Antibiotics are first line therapy for S aureus. Response can often be achieved using oral dicloxacillin when the organism is methicillin-sensitive S aureus (MSSA). For more deep-seated infections, intravenous therapy with nafcillin or oxacillin is necessary. MRSA infections are usually managed with intravenous vancomycin because these organisms are often hospital acquired. Community-acquired methicillin-resistant S aureus (MRSA) infections at more superficial, cutaneous sites may be susceptible to oral fluoroquinolones, clindamycin, or trimethoprim-sulfamethoxazole. Vancomycin resistance (ie, glycopeptide intermediate S aureus resistance [GISA]) is managed with antibiotics such as quinupristin-dalfopristin (Synercid), linezolid, or fluoroquinolones. For severe staphylococcal infections, a combination of a beta-lactam antibiotic and an aminoglycoside may be the initial treatment.

Additional antistaphylococcal therapy may include topical mupirocin to the nares to eradicate colonization.

Dicloxacillin

Well-absorbed but poor aftertaste. Follow by 1 tsp chocolate syrup to increase palatability. Binds to ≥ 1 penicillin-binding protein, which, in turn, inhibits synthesis of bacterial cell walls.

++++++++++

» **Things to do**:
1) According to the passage on antibiotic treatment of S aureus, which antibiotics may work against community-acquired MRSA infections at superficial, cutaneous sites? List each one.
2) Resume the passage on antibiotic treatment of S aureus, starting right after its final sentence.
The records have nothing to do with the passage on antibiotic treatment of S aureus.

Document structure recognition records:
++++++++++

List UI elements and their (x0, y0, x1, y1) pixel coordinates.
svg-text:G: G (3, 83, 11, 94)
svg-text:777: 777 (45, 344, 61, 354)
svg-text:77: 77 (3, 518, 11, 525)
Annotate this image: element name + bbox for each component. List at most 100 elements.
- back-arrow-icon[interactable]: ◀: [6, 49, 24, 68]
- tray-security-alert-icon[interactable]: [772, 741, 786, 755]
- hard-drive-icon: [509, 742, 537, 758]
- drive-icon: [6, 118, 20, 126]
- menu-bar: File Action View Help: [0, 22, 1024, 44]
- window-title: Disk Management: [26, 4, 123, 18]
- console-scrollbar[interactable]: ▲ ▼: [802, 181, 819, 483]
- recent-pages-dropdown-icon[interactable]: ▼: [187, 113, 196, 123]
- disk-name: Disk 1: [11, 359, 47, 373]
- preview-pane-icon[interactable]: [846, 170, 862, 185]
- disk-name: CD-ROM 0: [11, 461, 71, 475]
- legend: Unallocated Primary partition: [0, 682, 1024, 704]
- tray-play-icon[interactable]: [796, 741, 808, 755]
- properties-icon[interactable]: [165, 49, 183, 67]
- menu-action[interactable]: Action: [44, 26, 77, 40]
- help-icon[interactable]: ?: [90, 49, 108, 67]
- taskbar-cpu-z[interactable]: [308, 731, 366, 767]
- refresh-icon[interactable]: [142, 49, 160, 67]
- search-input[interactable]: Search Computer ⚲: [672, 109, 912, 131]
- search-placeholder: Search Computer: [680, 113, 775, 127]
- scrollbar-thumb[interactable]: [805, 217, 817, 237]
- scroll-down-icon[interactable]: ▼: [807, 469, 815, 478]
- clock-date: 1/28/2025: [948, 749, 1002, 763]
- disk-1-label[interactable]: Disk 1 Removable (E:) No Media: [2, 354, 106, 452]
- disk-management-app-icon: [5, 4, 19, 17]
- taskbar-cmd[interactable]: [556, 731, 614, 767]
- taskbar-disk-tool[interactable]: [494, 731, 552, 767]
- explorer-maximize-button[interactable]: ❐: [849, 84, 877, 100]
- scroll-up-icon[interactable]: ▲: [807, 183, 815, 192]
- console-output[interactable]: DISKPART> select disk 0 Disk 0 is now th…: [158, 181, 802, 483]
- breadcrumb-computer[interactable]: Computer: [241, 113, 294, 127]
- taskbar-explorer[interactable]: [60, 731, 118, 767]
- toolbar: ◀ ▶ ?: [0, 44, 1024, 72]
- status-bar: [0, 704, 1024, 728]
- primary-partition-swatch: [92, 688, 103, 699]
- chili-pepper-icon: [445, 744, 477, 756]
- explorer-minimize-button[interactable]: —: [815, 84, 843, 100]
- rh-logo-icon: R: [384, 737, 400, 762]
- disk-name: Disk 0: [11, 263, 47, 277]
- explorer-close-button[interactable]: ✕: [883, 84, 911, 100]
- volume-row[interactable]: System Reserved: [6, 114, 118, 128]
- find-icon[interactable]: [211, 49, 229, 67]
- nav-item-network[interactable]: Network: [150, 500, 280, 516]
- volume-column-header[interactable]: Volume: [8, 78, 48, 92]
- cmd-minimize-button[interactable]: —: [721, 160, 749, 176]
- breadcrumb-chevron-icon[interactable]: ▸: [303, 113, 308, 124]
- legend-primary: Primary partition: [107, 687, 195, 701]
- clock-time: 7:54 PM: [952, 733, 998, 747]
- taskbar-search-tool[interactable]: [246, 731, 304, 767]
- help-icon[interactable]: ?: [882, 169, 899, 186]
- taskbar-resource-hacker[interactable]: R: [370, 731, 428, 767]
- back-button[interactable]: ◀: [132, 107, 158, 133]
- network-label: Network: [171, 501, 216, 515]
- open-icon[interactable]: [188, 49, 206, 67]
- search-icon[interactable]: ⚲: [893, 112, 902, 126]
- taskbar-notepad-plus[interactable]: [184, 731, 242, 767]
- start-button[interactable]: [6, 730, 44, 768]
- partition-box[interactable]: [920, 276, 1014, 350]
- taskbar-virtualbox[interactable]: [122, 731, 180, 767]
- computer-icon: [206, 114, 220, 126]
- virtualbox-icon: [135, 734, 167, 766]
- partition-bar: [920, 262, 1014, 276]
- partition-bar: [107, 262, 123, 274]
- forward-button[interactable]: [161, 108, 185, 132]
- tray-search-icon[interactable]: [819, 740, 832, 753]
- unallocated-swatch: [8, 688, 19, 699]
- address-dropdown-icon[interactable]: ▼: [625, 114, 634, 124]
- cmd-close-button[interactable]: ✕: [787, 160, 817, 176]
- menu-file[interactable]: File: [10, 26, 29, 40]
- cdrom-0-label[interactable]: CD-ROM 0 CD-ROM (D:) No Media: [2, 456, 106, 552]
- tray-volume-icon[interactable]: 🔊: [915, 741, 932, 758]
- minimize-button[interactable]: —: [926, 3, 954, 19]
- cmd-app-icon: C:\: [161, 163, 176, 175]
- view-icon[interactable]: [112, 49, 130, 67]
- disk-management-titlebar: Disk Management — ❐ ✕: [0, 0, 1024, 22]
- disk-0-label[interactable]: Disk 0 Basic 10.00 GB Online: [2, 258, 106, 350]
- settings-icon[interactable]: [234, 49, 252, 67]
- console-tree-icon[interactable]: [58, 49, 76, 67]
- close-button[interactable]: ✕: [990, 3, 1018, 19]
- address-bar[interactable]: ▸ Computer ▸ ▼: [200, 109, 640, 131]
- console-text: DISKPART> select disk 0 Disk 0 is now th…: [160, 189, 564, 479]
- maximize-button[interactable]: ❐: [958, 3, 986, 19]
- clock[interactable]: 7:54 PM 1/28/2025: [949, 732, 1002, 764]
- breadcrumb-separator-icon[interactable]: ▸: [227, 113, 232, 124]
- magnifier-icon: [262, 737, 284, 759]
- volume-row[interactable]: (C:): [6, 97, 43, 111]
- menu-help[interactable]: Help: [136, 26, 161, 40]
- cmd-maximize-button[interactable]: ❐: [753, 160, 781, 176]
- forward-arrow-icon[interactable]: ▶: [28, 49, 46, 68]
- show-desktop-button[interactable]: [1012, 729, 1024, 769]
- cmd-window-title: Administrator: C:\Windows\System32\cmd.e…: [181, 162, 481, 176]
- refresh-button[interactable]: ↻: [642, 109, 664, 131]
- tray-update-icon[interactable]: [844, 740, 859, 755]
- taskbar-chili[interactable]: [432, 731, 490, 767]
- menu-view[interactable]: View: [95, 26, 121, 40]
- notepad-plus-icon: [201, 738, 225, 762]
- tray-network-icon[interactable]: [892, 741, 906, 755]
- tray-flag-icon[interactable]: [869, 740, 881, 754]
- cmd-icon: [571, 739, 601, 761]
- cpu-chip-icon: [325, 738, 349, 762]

++++++++++

» **Answers to the tasks**:
1)
- Oral fluoroquinolones
- Clindamycin
- Trimethoprim-sulfamethoxazole

2)
Nafcillin

Use for invasive infections including abscesses. Vancomycin preferred for CNS infection because does not penetrate well into CSF.

Vancomycin (Vancocin, Vancoled)

Use for MRSA infection and penicillin allergy. Monitoring of peak and trough levels is controversial; steady state is achieved at peak 60 min after the third through fifth consecutive dose. Achieving above MIC for infecting organism is critical; consultation with infectious disease specialist may be appropriate, particularly with advent of GISA.

Linezolid (Zyvox)

May be considered for therapy for MRSA, GISA, vancomycin-resistant enterococci, and penicillin-resistant pneumococci but does not cover gram-negative bacteria.

Has good PO absorption. Available as PO susp at 100 mg/5 mL.

Quinupristin/Dalfopristin (Synercid)

Active against MRSA, MSSA, penicillin-sensitive or resistant S pneumoniae, and vancomycin-resistant Enterococcus faecium. Administered IV only. Inhibits CYP3A4.

Mupirocin (Bactroban)

Topical antibiotic used to eliminate S aureus colonization, particularly of the nares.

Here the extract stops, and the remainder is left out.